[PROBLEM DETAILS]:
Without changing a character, return the entries, but not the images they hold.
==== INPUT FOR THIS TASK
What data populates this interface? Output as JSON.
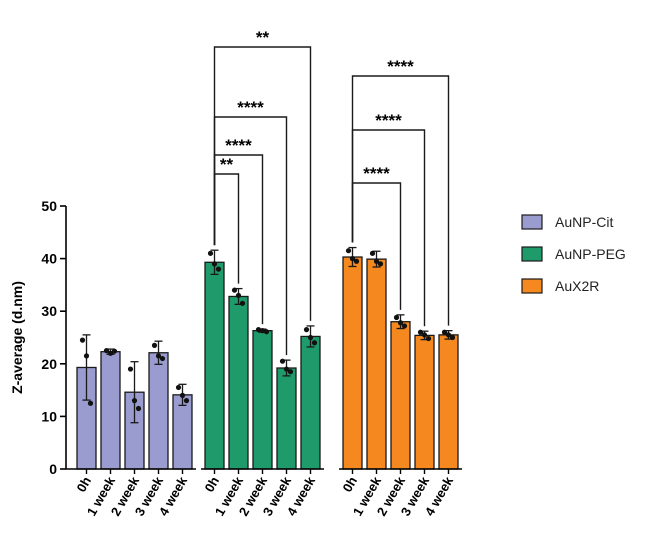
{
  "chart_data": {
    "type": "bar",
    "ylabel": "Z-average (d.nm)",
    "ylim": [
      0,
      50
    ],
    "yticks": [
      0,
      10,
      20,
      30,
      40,
      50
    ],
    "categories": [
      "0h",
      "1 week",
      "2 week",
      "3 week",
      "4 week"
    ],
    "groups": [
      {
        "name": "AuNP-Cit",
        "color": "#9a9cd0",
        "values": [
          19.3,
          22.3,
          14.6,
          22.1,
          14.1
        ],
        "errors": [
          6.2,
          0.5,
          5.8,
          2.2,
          2.0
        ],
        "points": [
          [
            24.5,
            21.5,
            12.5
          ],
          [
            22.5,
            22.0,
            22.4
          ],
          [
            19.0,
            13.0,
            11.5
          ],
          [
            23.5,
            21.5,
            21.0
          ],
          [
            15.5,
            14.0,
            13.0
          ]
        ]
      },
      {
        "name": "AuNP-PEG",
        "color": "#1f9b6b",
        "values": [
          39.3,
          32.8,
          26.3,
          19.2,
          25.2
        ],
        "errors": [
          2.3,
          1.5,
          0.3,
          1.5,
          2.0
        ],
        "points": [
          [
            41.0,
            39.0,
            38.0
          ],
          [
            34.0,
            33.0,
            31.5
          ],
          [
            26.5,
            26.3,
            26.1
          ],
          [
            20.5,
            19.0,
            18.5
          ],
          [
            26.5,
            25.0,
            24.0
          ]
        ]
      },
      {
        "name": "AuX2R",
        "color": "#f5891f",
        "values": [
          40.3,
          39.9,
          28.0,
          25.4,
          25.5
        ],
        "errors": [
          1.8,
          1.5,
          1.3,
          0.8,
          0.8
        ],
        "points": [
          [
            41.5,
            40.0,
            39.5
          ],
          [
            41.0,
            39.5,
            39.0
          ],
          [
            28.8,
            27.8,
            27.2
          ],
          [
            26.0,
            25.5,
            24.8
          ],
          [
            26.0,
            25.5,
            25.0
          ]
        ]
      }
    ],
    "significance": [
      {
        "group": 1,
        "from": 0,
        "to": 1,
        "label": "**"
      },
      {
        "group": 1,
        "from": 0,
        "to": 2,
        "label": "****"
      },
      {
        "group": 1,
        "from": 0,
        "to": 3,
        "label": "****"
      },
      {
        "group": 1,
        "from": 0,
        "to": 4,
        "label": "**"
      },
      {
        "group": 2,
        "from": 0,
        "to": 2,
        "label": "****"
      },
      {
        "group": 2,
        "from": 0,
        "to": 3,
        "label": "****"
      },
      {
        "group": 2,
        "from": 0,
        "to": 4,
        "label": "****"
      }
    ],
    "legend": {
      "position": "right",
      "entries": [
        "AuNP-Cit",
        "AuNP-PEG",
        "AuX2R"
      ]
    }
  }
}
========
[EXERCISE OUTPUT]:
What data populates this interface? Output as JSON.
{
  "chart_data": {
    "type": "bar",
    "ylabel": "Z-average (d.nm)",
    "ylim": [
      0,
      50
    ],
    "yticks": [
      0,
      10,
      20,
      30,
      40,
      50
    ],
    "categories": [
      "0h",
      "1 week",
      "2 week",
      "3 week",
      "4 week"
    ],
    "groups": [
      {
        "name": "AuNP-Cit",
        "color": "#9a9cd0",
        "values": [
          19.3,
          22.3,
          14.6,
          22.1,
          14.1
        ],
        "errors": [
          6.2,
          0.5,
          5.8,
          2.2,
          2.0
        ],
        "points": [
          [
            24.5,
            21.5,
            12.5
          ],
          [
            22.5,
            22.0,
            22.4
          ],
          [
            19.0,
            13.0,
            11.5
          ],
          [
            23.5,
            21.5,
            21.0
          ],
          [
            15.5,
            14.0,
            13.0
          ]
        ]
      },
      {
        "name": "AuNP-PEG",
        "color": "#1f9b6b",
        "values": [
          39.3,
          32.8,
          26.3,
          19.2,
          25.2
        ],
        "errors": [
          2.3,
          1.5,
          0.3,
          1.5,
          2.0
        ],
        "points": [
          [
            41.0,
            39.0,
            38.0
          ],
          [
            34.0,
            33.0,
            31.5
          ],
          [
            26.5,
            26.3,
            26.1
          ],
          [
            20.5,
            19.0,
            18.5
          ],
          [
            26.5,
            25.0,
            24.0
          ]
        ]
      },
      {
        "name": "AuX2R",
        "color": "#f5891f",
        "values": [
          40.3,
          39.9,
          28.0,
          25.4,
          25.5
        ],
        "errors": [
          1.8,
          1.5,
          1.3,
          0.8,
          0.8
        ],
        "points": [
          [
            41.5,
            40.0,
            39.5
          ],
          [
            41.0,
            39.5,
            39.0
          ],
          [
            28.8,
            27.8,
            27.2
          ],
          [
            26.0,
            25.5,
            24.8
          ],
          [
            26.0,
            25.5,
            25.0
          ]
        ]
      }
    ],
    "significance": [
      {
        "group": 1,
        "from": 0,
        "to": 1,
        "label": "**"
      },
      {
        "group": 1,
        "from": 0,
        "to": 2,
        "label": "****"
      },
      {
        "group": 1,
        "from": 0,
        "to": 3,
        "label": "****"
      },
      {
        "group": 1,
        "from": 0,
        "to": 4,
        "label": "**"
      },
      {
        "group": 2,
        "from": 0,
        "to": 2,
        "label": "****"
      },
      {
        "group": 2,
        "from": 0,
        "to": 3,
        "label": "****"
      },
      {
        "group": 2,
        "from": 0,
        "to": 4,
        "label": "****"
      }
    ],
    "legend": {
      "position": "right",
      "entries": [
        "AuNP-Cit",
        "AuNP-PEG",
        "AuX2R"
      ]
    }
  }
}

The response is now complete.